>> Begin Information provided
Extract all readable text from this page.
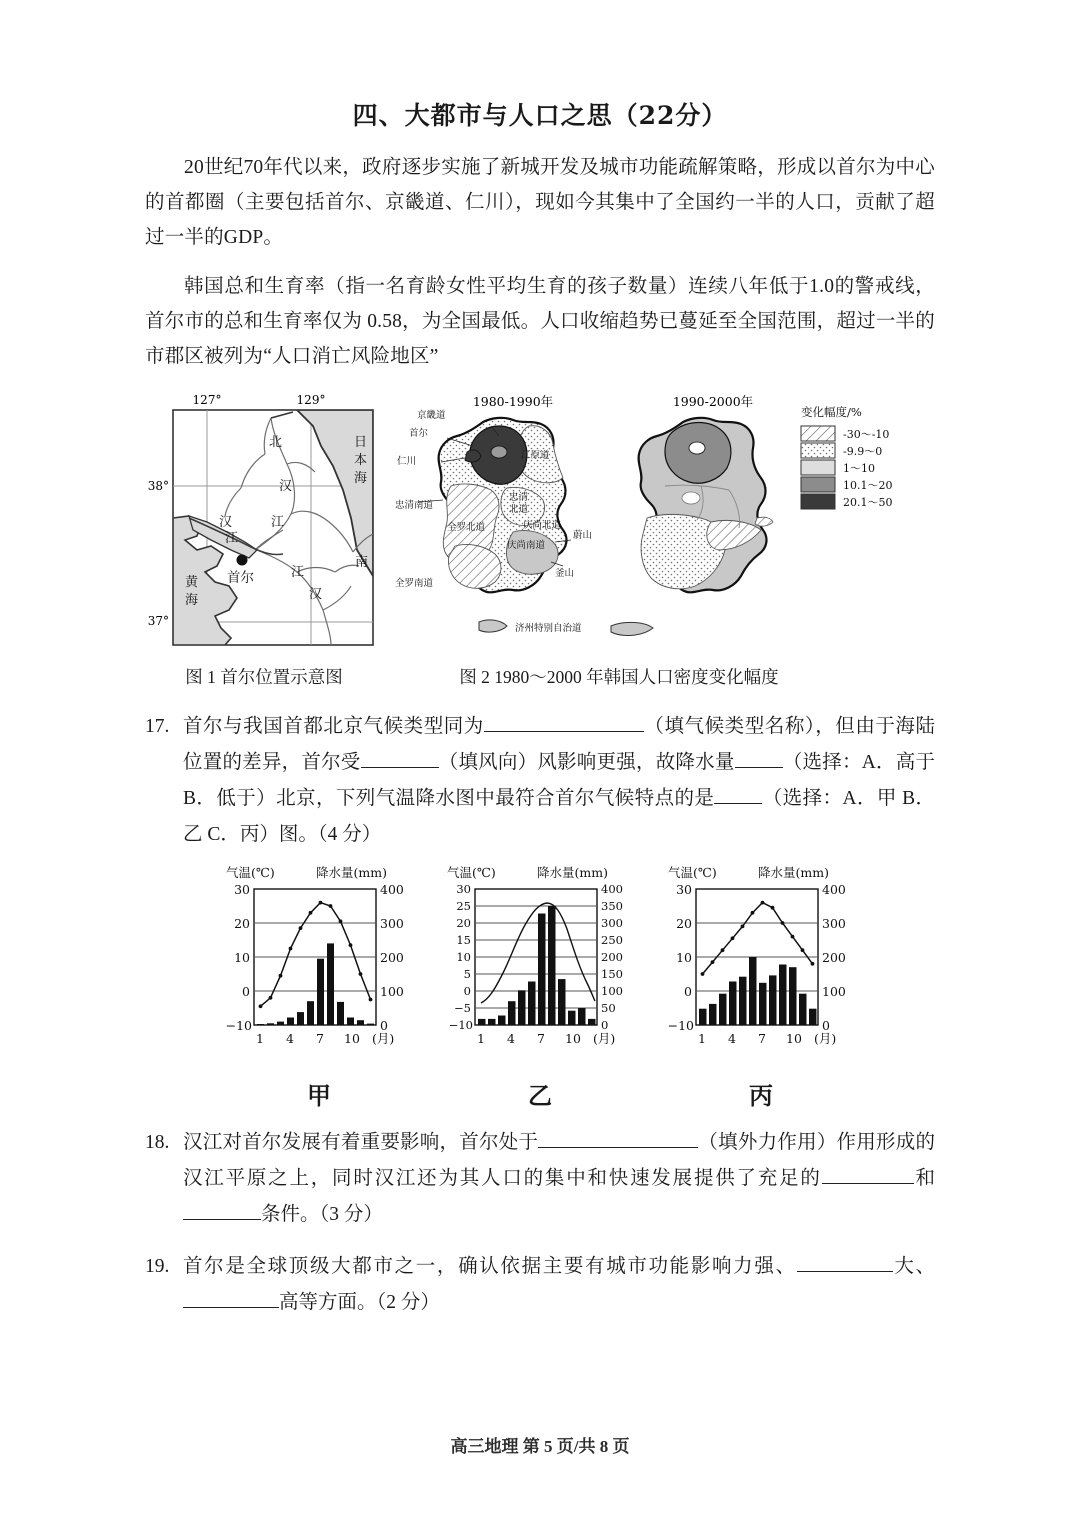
四、大都市与人口之思（22分）

20世纪70年代以来，政府逐步实施了新城开发及城市功能疏解策略，形成以首尔为中心的首都圈（主要包括首尔、京畿道、仁川），现如今其集中了全国约一半的人口，贡献了超过一半的GDP。

韩国总和生育率（指一名育龄女性平均生育的孩子数量）连续八年低于1.0的警戒线，首尔市的总和生育率仅为 0.58，为全国最低。人口收缩趋势已蔓延至全国范围，超过一半的市郡区被列为“人口消亡风险地区”

127°	129°
38°
37°
北
汉
江
汉
江
江
汉
南
日
本
海
黄
海
首尔
1980-1990年
济州特别自治道
京畿道
首尔
仁川
江原道
忠清
北道
忠清南道
庆尚北道
全罗北道
庆尚南道
全罗南道
蔚山
釜山
1990-2000年
变化幅度/%
-30～-10
-9.9～0
1～10
10.1～20
20.1～50
图 1 首尔位置示意图	图 2 1980～2000 年韩国人口密度变化幅度
17. 首尔与我国首都北京气候类型同为	（填气候类型名称），但由于海陆位置的差异，首尔受	（填风向）风影响更强，故降水量 （选择：A．高于 B．低于）北京，下列气温降水图中最符合首尔气候特点的是 （选择：A．甲 B．乙 C．丙）图。（4 分）
气温(℃)	降水量(mm)
30
20
10
0
−10
400
300
200
100
0
1 4 7 10 (月)
甲
气温(℃)	降水量(mm)
30
25
20
15
10
5
0
−5
−10
400
350
300
250
200
150
100
50
0
1 4 7 10 (月)
乙
气温(℃)	降水量(mm)
30
20
10
0
−10
400
300
200
100
0
1 4 7 10 (月)
丙
18. 汉江对首尔发展有着重要影响，首尔处于	（填外力作用）作用形成的汉江平原之上，同时汉江还为其人口的集中和快速发展提供了充足的	和条件。（3 分）
19. 首尔是全球顶级大都市之一，确认依据主要有城市功能影响力强、	大、高等方面。（2 分）
高三地理 第 5 页/共 8 页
>> End Information provided
Set exercise: Would you set down the listing exactly, omitting pictures?

Final result:
Extract all readable text from this page.
四、大都市与人口之思（22分）

20世纪70年代以来，政府逐步实施了新城开发及城市功能疏解策略，形成以首尔为中心的首都圈（主要包括首尔、京畿道、仁川），现如今其集中了全国约一半的人口，贡献了超过一半的GDP。

韩国总和生育率（指一名育龄女性平均生育的孩子数量）连续八年低于1.0的警戒线，首尔市的总和生育率仅为 0.58，为全国最低。人口收缩趋势已蔓延至全国范围，超过一半的市郡区被列为“人口消亡风险地区”

127°	129°
38°
37°
北
汉
江
汉
江
江
汉
南
日
本
海
黄
海
首尔
1980-1990年
济州特别自治道
京畿道
首尔
仁川
江原道
忠清
北道
忠清南道
庆尚北道
全罗北道
庆尚南道
全罗南道
蔚山
釜山
1990-2000年
变化幅度/%
-30～-10
-9.9～0
1～10
10.1～20
20.1～50
图 1 首尔位置示意图	图 2 1980～2000 年韩国人口密度变化幅度
17. 首尔与我国首都北京气候类型同为	（填气候类型名称），但由于海陆位置的差异，首尔受	（填风向）风影响更强，故降水量 （选择：A．高于 B．低于）北京，下列气温降水图中最符合首尔气候特点的是 （选择：A．甲 B．乙 C．丙）图。（4 分）
气温(℃)	降水量(mm)
30
20
10
0
−10
400
300
200
100
0
1 4 7 10 (月)
甲
气温(℃)	降水量(mm)
30
25
20
15
10
5
0
−5
−10
400
350
300
250
200
150
100
50
0
1 4 7 10 (月)
乙
气温(℃)	降水量(mm)
30
20
10
0
−10
400
300
200
100
0
1 4 7 10 (月)
丙
18. 汉江对首尔发展有着重要影响，首尔处于	（填外力作用）作用形成的汉江平原之上，同时汉江还为其人口的集中和快速发展提供了充足的	和条件。（3 分）
19. 首尔是全球顶级大都市之一，确认依据主要有城市功能影响力强、	大、高等方面。（2 分）
高三地理 第 5 页/共 8 页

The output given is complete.